***** DATA SUPPLIED
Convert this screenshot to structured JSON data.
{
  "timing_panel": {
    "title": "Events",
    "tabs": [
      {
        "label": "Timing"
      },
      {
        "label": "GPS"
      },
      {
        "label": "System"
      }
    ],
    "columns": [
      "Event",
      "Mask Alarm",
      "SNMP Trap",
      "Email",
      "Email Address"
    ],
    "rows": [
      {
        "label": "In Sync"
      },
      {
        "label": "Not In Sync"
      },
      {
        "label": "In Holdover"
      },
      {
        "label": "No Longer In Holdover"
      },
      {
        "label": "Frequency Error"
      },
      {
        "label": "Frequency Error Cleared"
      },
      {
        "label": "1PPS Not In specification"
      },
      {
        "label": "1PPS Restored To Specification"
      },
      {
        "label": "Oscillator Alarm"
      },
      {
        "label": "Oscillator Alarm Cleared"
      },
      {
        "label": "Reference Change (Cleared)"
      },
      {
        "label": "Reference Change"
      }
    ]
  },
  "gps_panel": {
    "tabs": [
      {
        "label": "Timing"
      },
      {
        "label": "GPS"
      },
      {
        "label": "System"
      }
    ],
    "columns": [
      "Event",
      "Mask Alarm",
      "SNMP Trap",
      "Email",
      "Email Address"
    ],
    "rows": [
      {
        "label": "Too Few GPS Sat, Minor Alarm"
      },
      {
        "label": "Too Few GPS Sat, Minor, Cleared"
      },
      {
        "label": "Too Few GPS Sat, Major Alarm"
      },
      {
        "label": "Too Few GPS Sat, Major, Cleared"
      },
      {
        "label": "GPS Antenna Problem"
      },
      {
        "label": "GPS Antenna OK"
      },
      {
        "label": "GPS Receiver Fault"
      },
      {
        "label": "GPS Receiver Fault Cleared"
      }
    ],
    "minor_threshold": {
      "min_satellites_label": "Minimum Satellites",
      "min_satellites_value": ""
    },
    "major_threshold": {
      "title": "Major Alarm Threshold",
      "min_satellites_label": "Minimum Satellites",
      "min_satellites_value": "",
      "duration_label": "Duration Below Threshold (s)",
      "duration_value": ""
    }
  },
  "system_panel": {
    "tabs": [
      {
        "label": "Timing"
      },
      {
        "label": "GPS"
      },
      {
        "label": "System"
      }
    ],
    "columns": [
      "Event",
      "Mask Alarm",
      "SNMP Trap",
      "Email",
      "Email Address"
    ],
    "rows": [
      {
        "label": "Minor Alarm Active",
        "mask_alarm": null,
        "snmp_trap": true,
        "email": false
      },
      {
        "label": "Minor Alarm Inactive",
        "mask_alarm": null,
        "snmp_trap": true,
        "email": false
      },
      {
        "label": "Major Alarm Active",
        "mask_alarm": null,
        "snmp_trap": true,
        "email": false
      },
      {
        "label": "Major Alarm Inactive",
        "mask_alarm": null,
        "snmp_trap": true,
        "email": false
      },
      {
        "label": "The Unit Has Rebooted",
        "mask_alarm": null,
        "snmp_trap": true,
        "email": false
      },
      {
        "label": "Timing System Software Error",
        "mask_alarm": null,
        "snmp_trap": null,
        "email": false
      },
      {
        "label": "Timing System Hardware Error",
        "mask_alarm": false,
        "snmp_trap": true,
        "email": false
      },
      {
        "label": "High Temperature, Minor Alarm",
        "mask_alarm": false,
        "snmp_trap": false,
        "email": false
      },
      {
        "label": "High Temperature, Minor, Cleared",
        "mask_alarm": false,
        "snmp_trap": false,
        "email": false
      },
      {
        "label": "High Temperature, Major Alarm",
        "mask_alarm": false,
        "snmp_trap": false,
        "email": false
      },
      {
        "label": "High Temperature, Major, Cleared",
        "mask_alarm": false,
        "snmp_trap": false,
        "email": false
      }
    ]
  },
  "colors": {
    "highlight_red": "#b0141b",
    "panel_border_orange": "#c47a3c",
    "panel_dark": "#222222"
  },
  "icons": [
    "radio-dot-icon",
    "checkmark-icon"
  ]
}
**********
#### [YOUR TASK]
Each line containing "title" counts once; state the total number of such lines and nothing else.

#### [ANSWER TO THIS PROBLEM]
2